Stored entries:
---

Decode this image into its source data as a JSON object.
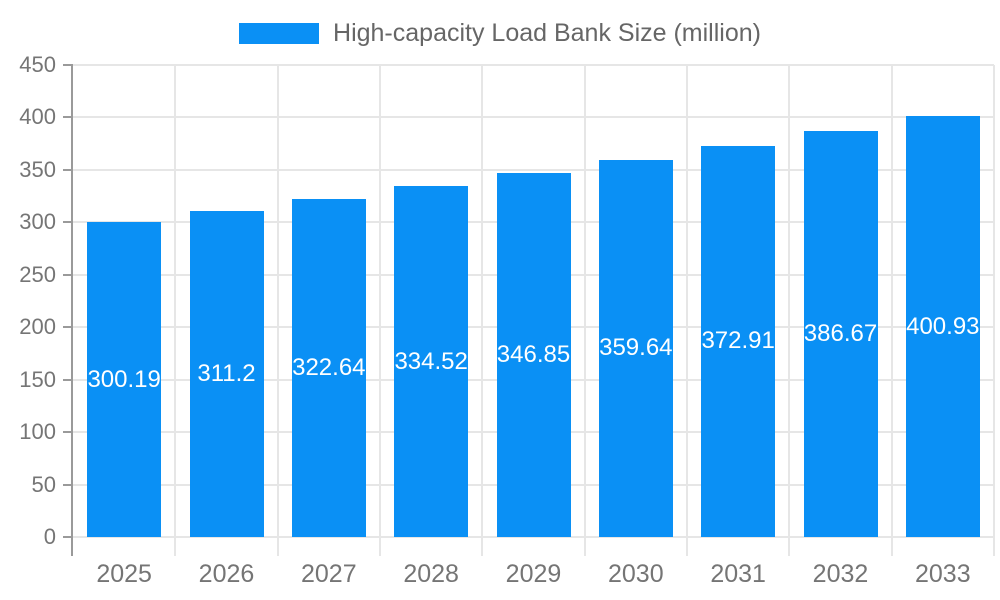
{
  "chart_data": {
    "type": "bar",
    "title": "High-capacity Load Bank Size (million)",
    "categories": [
      "2025",
      "2026",
      "2027",
      "2028",
      "2029",
      "2030",
      "2031",
      "2032",
      "2033"
    ],
    "values": [
      300.19,
      311.2,
      322.64,
      334.52,
      346.85,
      359.64,
      372.91,
      386.67,
      400.93
    ],
    "value_labels": [
      "300.19",
      "311.2",
      "322.64",
      "334.52",
      "346.85",
      "359.64",
      "372.91",
      "386.67",
      "400.93"
    ],
    "xlabel": "",
    "ylabel": "",
    "ylim": [
      0,
      450
    ],
    "ytick_step": 50,
    "ytick_labels": [
      "0",
      "50",
      "100",
      "150",
      "200",
      "250",
      "300",
      "350",
      "400",
      "450"
    ],
    "grid": true,
    "legend_position": "top",
    "colors": {
      "bar": "#0a90f5",
      "grid": "#e6e6e6",
      "axis": "#9a9a9a",
      "tick_text": "#757575",
      "legend_text": "#666666",
      "value_text": "#ffffff",
      "background": "#ffffff"
    }
  }
}
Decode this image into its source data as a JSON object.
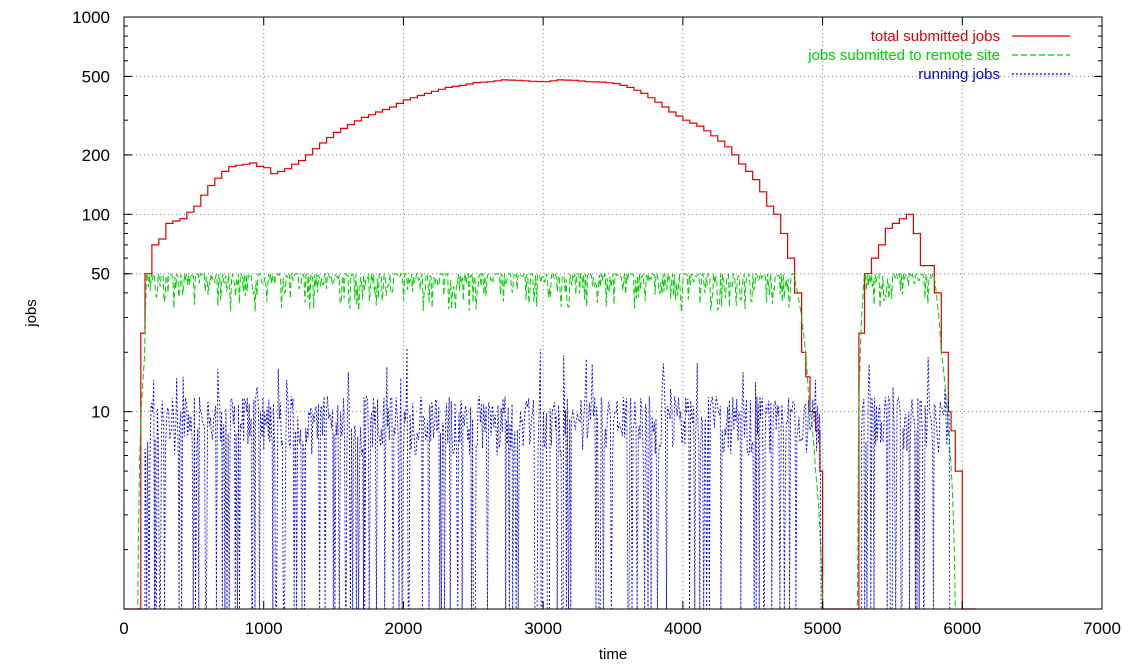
{
  "chart_data": {
    "type": "line",
    "title": "",
    "xlabel": "time",
    "ylabel": "jobs",
    "xlim": [
      0,
      7000
    ],
    "ylim": [
      1,
      1000
    ],
    "y_scale": "log",
    "grid": true,
    "legend_position": "top-right",
    "x_ticks": [
      0,
      1000,
      2000,
      3000,
      4000,
      5000,
      6000,
      7000
    ],
    "y_ticks": [
      10,
      50,
      100,
      200,
      500,
      1000
    ],
    "colors": {
      "total": "#e00000",
      "remote": "#00d000",
      "running": "#0000e0"
    },
    "series": [
      {
        "name": "total submitted jobs",
        "key": "total",
        "style": "solid",
        "x": [
          0,
          100,
          120,
          150,
          200,
          250,
          300,
          400,
          500,
          600,
          700,
          800,
          900,
          1000,
          1100,
          1200,
          1300,
          1400,
          1500,
          1600,
          1700,
          1800,
          1900,
          2000,
          2100,
          2200,
          2300,
          2400,
          2500,
          2600,
          2700,
          2800,
          2900,
          3000,
          3100,
          3200,
          3300,
          3400,
          3500,
          3600,
          3700,
          3800,
          3900,
          4000,
          4100,
          4200,
          4300,
          4400,
          4500,
          4600,
          4650,
          4700,
          4750,
          4800,
          4850,
          4880,
          4910,
          4950,
          4980,
          5000,
          5250,
          5260,
          5300,
          5350,
          5400,
          5450,
          5500,
          5550,
          5600,
          5650,
          5700,
          5750,
          5800,
          5850,
          5900,
          5920,
          5950,
          6000,
          6100
        ],
        "y": [
          1,
          1,
          25,
          50,
          70,
          75,
          90,
          95,
          110,
          140,
          165,
          180,
          175,
          170,
          160,
          175,
          200,
          230,
          260,
          285,
          310,
          330,
          350,
          380,
          400,
          420,
          440,
          450,
          465,
          470,
          480,
          478,
          472,
          470,
          480,
          478,
          470,
          468,
          460,
          440,
          410,
          370,
          330,
          300,
          280,
          250,
          220,
          180,
          150,
          110,
          100,
          80,
          60,
          40,
          20,
          15,
          10,
          8,
          5,
          1,
          1,
          25,
          50,
          60,
          70,
          85,
          90,
          95,
          100,
          80,
          55,
          55,
          40,
          20,
          10,
          8,
          5,
          1,
          1
        ]
      },
      {
        "name": "jobs submitted to remote site",
        "key": "remote",
        "style": "dashed",
        "x": [
          0,
          100,
          150,
          160,
          300,
          1000,
          2000,
          3000,
          4000,
          4800,
          4850,
          4900,
          4950,
          5000,
          5250,
          5270,
          5300,
          5800,
          5850,
          5900,
          5950,
          6100
        ],
        "y": [
          1,
          1,
          20,
          50,
          47,
          46,
          45,
          46,
          46,
          47,
          30,
          12,
          5,
          1,
          1,
          20,
          50,
          48,
          20,
          8,
          1,
          1
        ],
        "note_noise": true
      },
      {
        "name": "running jobs",
        "key": "running",
        "style": "dotted",
        "x_range": [
          150,
          4990
        ],
        "x_range2": [
          5280,
          5910
        ],
        "typical_peak": 12,
        "max_peak": 22
      }
    ]
  }
}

---

▶ [The task]
On how many lines does the word "name" appear? Answer with only the number.

▶ [The answer]
3